◆ **What to work on**: Pick out and copy every line in the items below that contains the string "start".

◆ **Records to use**:
══════

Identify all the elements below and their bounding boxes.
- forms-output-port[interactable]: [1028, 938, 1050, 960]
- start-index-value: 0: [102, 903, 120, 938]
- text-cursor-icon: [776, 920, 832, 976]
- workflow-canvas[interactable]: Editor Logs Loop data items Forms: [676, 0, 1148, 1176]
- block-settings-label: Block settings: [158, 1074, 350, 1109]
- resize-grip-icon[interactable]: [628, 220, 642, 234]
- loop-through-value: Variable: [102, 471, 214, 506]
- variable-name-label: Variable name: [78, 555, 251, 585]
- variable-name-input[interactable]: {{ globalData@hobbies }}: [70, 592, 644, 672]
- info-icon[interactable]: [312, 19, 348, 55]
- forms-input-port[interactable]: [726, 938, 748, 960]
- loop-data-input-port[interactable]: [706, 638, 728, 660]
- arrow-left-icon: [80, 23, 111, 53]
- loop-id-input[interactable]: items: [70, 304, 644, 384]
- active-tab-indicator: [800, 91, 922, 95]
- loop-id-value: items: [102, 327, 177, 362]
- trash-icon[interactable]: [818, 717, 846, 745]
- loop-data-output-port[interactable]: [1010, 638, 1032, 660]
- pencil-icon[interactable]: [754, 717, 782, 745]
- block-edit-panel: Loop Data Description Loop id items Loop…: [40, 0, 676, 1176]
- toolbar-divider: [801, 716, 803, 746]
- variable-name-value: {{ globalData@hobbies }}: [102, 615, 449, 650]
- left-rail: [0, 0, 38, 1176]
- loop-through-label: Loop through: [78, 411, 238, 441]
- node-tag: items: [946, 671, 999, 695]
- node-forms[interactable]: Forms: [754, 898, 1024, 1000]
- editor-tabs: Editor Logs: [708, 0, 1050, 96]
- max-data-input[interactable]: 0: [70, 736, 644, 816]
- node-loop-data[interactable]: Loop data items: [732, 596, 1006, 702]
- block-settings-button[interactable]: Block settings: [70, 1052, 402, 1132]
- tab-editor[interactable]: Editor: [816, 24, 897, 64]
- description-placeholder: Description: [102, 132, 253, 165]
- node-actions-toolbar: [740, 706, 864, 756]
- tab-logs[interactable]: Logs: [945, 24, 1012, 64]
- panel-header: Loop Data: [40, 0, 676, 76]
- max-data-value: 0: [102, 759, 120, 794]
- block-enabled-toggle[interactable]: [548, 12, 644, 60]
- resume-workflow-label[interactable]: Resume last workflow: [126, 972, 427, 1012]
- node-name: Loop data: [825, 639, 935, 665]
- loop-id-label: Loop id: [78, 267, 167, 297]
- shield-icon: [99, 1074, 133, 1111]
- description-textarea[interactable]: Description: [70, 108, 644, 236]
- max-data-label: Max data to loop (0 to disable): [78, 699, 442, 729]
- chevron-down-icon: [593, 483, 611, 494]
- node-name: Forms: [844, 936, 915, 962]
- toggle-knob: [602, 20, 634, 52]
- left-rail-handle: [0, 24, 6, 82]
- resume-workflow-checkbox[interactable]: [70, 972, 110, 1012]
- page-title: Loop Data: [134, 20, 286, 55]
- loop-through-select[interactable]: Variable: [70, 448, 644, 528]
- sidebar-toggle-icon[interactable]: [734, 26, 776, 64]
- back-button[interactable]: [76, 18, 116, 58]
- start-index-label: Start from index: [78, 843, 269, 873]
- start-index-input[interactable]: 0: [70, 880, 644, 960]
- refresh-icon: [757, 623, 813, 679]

══════

◆ **Task solution**:
- start-index-value: 0: [102, 903, 120, 938]
- start-index-label: Start from index: [78, 843, 269, 873]
- start-index-input[interactable]: 0: [70, 880, 644, 960]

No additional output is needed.